## Dataset entries
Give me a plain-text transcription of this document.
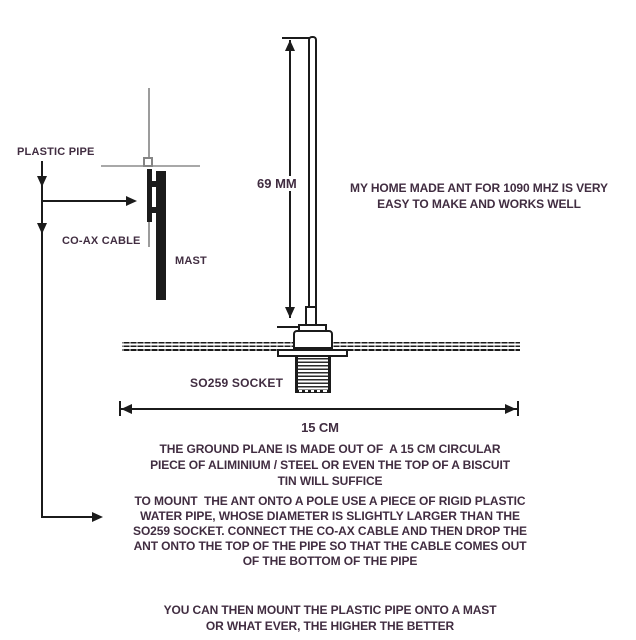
PLASTIC PIPE
CO-AX CABLE
MAST
69 MM
SO259 SOCKET
15 CM
MY HOME MADE ANT FOR 1090 MHZ IS VERY
EASY TO MAKE AND WORKS WELL
THE GROUND PLANE IS MADE OUT OF  A 15 CM CIRCULAR
PIECE OF ALIMINIUM / STEEL OR EVEN THE TOP OF A BISCUIT
TIN WILL SUFFICE
TO MOUNT  THE ANT ONTO A POLE USE A PIECE OF RIGID PLASTIC
WATER PIPE, WHOSE DIAMETER IS SLIGHTLY LARGER THAN THE
SO259 SOCKET. CONNECT THE CO-AX CABLE AND THEN DROP THE
ANT ONTO THE TOP OF THE PIPE SO THAT THE CABLE COMES OUT
OF THE BOTTOM OF THE PIPE
YOU CAN THEN MOUNT THE PLASTIC PIPE ONTO A MAST
OR WHAT EVER, THE HIGHER THE BETTER
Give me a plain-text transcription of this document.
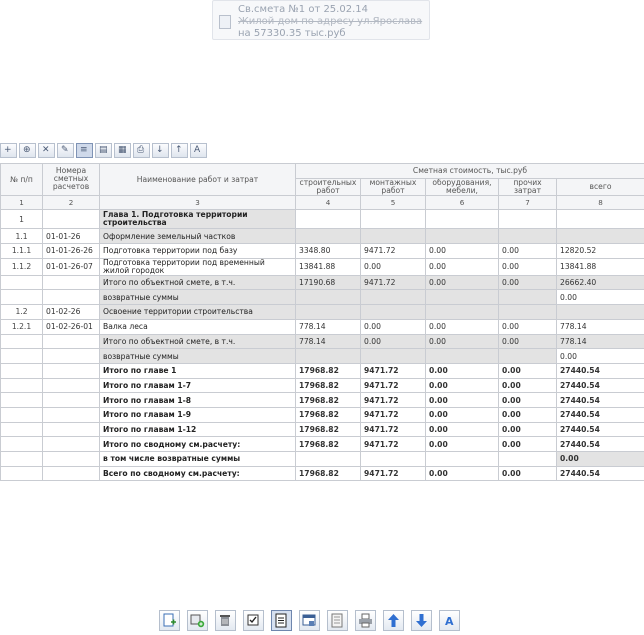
Св.смета №1 от 25.02.14
Жилой дом по адресу ул.Ярослава
на 57330.35 тыс.руб
+ ⊕ ✕ ✎ ≡ ▤ ▦ ⎙ ↓ ↑ A
№ п/п	Номера сметных расчетов	Наименование работ и затрат	Сметная стоимость, тыс.руб				
			строительных работ	монтажных работ	оборудования, мебели,	прочих затрат	всего
1	2	3	4	5	6	7	8
1		Глава 1. Подготовка территории строительства					
1.1	01-01-26	Оформление земельный частков					
1.1.1	01-01-26-26	Подготовка территории под базу	3348.80	9471.72	0.00	0.00	12820.52
1.1.2	01-01-26-07	Подготовка территории под временный жилой городок	13841.88	0.00	0.00	0.00	13841.88
		Итого по объектной смете, в т.ч.	17190.68	9471.72	0.00	0.00	26662.40
		возвратные суммы					0.00
1.2	01-02-26	Освоение территории строительства					
1.2.1	01-02-26-01	Валка леса	778.14	0.00	0.00	0.00	778.14
		Итого по объектной смете, в т.ч.	778.14	0.00	0.00	0.00	778.14
		возвратные суммы					0.00
		Итого по главе 1	17968.82	9471.72	0.00	0.00	27440.54
		Итого по главам 1-7	17968.82	9471.72	0.00	0.00	27440.54
		Итого по главам 1-8	17968.82	9471.72	0.00	0.00	27440.54
		Итого по главам 1-9	17968.82	9471.72	0.00	0.00	27440.54
		Итого по главам 1-12	17968.82	9471.72	0.00	0.00	27440.54
		Итого по сводному см.расчету:	17968.82	9471.72	0.00	0.00	27440.54
		в том числе возвратные суммы					0.00
		Всего по сводному см.расчету:	17968.82	9471.72	0.00	0.00	27440.54
A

## Instructions to follow
In the listing above, how many lines include the word "MADE"? Answer with the number and nothing more.

## Answer to this exercise
2